**SHORT EXERCISE**
Work out the number of lines containing "legend". Answer with nothing but that number.

☆ ☆ ☆ ☆ ☆ ☆ ☆

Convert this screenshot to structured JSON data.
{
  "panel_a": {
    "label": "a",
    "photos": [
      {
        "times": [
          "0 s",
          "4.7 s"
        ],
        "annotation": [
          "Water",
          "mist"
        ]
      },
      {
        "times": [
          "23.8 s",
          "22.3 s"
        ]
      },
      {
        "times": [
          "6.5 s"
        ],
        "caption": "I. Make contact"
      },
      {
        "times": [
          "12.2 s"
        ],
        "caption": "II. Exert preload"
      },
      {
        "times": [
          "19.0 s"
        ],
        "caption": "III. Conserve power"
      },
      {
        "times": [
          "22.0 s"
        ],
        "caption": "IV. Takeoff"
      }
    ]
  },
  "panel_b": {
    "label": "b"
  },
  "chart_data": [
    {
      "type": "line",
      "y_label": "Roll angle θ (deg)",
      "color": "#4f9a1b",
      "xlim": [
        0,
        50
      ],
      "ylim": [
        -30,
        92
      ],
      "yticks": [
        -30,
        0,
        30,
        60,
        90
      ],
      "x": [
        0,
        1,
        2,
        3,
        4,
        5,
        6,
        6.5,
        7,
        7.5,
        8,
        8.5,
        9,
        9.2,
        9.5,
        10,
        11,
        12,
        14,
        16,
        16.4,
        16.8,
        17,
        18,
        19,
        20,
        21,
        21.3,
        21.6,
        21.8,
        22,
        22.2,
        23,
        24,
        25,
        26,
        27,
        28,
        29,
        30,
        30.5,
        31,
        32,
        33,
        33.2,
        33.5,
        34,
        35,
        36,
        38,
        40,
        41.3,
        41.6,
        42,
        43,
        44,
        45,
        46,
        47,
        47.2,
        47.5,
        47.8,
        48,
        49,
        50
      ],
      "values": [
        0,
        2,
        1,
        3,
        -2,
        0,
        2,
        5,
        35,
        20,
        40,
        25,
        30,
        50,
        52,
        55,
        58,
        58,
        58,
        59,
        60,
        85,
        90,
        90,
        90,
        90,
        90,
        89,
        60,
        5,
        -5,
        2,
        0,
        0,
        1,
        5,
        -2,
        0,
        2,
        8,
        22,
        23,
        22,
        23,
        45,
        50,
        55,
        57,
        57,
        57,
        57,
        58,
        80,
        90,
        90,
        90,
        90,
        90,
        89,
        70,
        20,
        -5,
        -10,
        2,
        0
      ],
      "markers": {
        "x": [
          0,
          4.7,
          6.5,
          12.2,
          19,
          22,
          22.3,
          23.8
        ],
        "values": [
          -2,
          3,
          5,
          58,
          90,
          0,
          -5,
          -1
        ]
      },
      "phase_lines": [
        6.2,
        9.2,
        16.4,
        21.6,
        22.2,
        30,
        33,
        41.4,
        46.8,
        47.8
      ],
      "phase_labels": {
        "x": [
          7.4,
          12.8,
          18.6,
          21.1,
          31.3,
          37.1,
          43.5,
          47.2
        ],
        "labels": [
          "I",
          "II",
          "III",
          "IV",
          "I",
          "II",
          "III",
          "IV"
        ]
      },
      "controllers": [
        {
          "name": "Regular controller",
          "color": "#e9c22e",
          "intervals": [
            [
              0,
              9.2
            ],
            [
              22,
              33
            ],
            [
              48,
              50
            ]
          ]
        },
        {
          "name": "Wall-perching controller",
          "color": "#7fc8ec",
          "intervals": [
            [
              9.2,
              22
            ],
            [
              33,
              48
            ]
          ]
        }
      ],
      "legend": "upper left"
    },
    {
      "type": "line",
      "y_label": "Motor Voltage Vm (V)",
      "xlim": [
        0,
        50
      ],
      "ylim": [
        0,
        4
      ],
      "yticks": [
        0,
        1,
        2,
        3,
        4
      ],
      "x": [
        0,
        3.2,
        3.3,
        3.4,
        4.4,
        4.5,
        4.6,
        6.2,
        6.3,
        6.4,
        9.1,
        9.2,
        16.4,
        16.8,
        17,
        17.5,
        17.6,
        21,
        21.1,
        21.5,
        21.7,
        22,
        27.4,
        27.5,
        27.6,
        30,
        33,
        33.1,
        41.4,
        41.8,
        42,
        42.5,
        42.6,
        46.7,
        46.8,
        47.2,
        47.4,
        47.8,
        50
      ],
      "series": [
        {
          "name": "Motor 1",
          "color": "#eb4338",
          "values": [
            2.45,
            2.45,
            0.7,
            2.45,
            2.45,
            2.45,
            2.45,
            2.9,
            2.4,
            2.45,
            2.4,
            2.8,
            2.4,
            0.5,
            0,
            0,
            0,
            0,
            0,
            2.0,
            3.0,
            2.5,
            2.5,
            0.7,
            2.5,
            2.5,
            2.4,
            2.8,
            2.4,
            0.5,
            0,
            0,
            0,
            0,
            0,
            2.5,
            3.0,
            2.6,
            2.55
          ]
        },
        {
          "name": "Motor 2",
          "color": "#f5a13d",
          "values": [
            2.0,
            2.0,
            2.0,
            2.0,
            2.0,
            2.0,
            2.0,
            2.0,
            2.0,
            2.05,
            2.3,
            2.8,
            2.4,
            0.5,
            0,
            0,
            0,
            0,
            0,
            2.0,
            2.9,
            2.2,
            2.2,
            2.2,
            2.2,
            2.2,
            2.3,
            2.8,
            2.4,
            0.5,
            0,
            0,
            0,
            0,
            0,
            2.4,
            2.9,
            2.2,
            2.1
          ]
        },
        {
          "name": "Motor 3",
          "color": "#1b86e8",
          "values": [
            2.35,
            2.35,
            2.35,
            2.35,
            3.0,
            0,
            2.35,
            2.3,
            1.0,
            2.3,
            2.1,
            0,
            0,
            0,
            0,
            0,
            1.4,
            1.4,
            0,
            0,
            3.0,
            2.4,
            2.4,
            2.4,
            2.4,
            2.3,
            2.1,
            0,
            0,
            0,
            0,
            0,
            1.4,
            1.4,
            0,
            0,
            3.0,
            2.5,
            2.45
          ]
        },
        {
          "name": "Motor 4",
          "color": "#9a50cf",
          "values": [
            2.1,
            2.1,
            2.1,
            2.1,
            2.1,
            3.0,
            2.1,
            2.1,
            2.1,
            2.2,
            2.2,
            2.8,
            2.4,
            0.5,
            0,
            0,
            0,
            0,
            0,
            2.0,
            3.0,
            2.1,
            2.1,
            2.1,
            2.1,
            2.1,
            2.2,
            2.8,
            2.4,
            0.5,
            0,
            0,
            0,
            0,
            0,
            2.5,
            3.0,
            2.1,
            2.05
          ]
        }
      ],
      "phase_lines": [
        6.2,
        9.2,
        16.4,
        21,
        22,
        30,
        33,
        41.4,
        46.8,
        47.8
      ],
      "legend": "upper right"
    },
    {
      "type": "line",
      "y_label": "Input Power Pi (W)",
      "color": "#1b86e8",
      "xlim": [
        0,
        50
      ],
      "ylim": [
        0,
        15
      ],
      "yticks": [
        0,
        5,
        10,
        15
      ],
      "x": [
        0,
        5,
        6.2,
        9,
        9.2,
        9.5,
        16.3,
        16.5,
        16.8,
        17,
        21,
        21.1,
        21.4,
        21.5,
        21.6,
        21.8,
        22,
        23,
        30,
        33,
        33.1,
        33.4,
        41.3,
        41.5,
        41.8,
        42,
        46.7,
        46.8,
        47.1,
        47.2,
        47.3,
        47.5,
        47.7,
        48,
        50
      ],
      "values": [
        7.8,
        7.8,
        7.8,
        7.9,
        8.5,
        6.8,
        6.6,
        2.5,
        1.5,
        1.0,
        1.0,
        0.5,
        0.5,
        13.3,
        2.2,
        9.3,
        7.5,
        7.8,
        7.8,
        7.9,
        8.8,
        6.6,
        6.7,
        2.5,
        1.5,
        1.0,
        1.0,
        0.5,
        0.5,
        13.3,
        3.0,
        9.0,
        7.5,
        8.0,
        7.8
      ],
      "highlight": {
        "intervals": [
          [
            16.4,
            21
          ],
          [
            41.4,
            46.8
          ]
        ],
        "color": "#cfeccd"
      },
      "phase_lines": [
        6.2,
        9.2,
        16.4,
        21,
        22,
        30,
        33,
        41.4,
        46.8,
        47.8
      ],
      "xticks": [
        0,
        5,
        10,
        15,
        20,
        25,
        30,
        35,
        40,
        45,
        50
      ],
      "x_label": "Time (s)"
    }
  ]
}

☆ ☆ ☆ ☆ ☆ ☆ ☆

**RESULT OF THE TASK**
2